▸ WHAT TO DO
Search the data for the word "October". Reproduce every line where it is found.

▸ INFORMATION PROVIDED

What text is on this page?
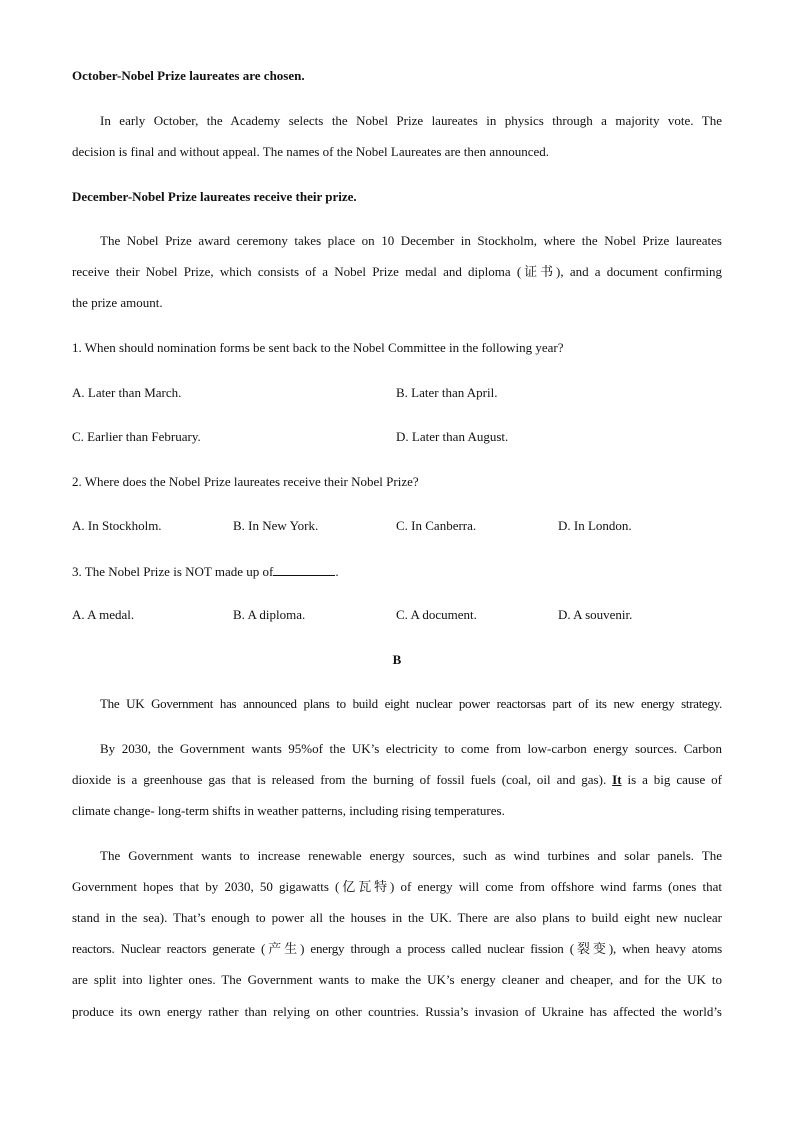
October-Nobel Prize laureates are chosen.
In early October, the Academy selects the Nobel Prize laureates in physics through a majority vote. The
decision is final and without appeal. The names of the Nobel Laureates are then announced.
December-Nobel Prize laureates receive their prize.
The Nobel Prize award ceremony takes place on 10 December in Stockholm, where the Nobel Prize laureates
receive their Nobel Prize, which consists of a Nobel Prize medal and diploma (证书), and a document confirming
the prize amount.
1. When should nomination forms be sent back to the Nobel Committee in the following year?
A. Later than March.	B. Later than April.
C. Earlier than February.	D. Later than August.
2. Where does the Nobel Prize laureates receive their Nobel Prize?
A. In Stockholm.	B. In New York.	C. In Canberra.	D. In London.
3. The Nobel Prize is NOT made up of	.
A. A medal.	B. A diploma.	C. A document.	D. A souvenir.
B
The UK Government has announced plans to build eight nuclear power reactorsas part of its new energy strategy.
By 2030, the Government wants 95%of the UK’s electricity to come from low-carbon energy sources. Carbon
dioxide is a greenhouse gas that is released from the burning of fossil fuels (coal, oil and gas). It is a big cause of
climate change- long-term shifts in weather patterns, including rising temperatures.
The Government wants to increase renewable energy sources, such as wind turbines and solar panels. The
Government hopes that by 2030, 50 gigawatts (亿瓦特) of energy will come from offshore wind farms (ones that
stand in the sea). That’s enough to power all the houses in the UK. There are also plans to build eight new nuclear
reactors. Nuclear reactors generate (产生) energy through a process called nuclear fission (裂变), when heavy atoms
are split into lighter ones. The Government wants to make the UK’s energy cleaner and cheaper, and for the UK to
produce its own energy rather than relying on other countries. Russia’s invasion of Ukraine has affected the world’s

▸ COMPLETE RESPONSE
October-Nobel Prize laureates are chosen.
In early October, the Academy selects the Nobel Prize laureates in physics through a majority vote. The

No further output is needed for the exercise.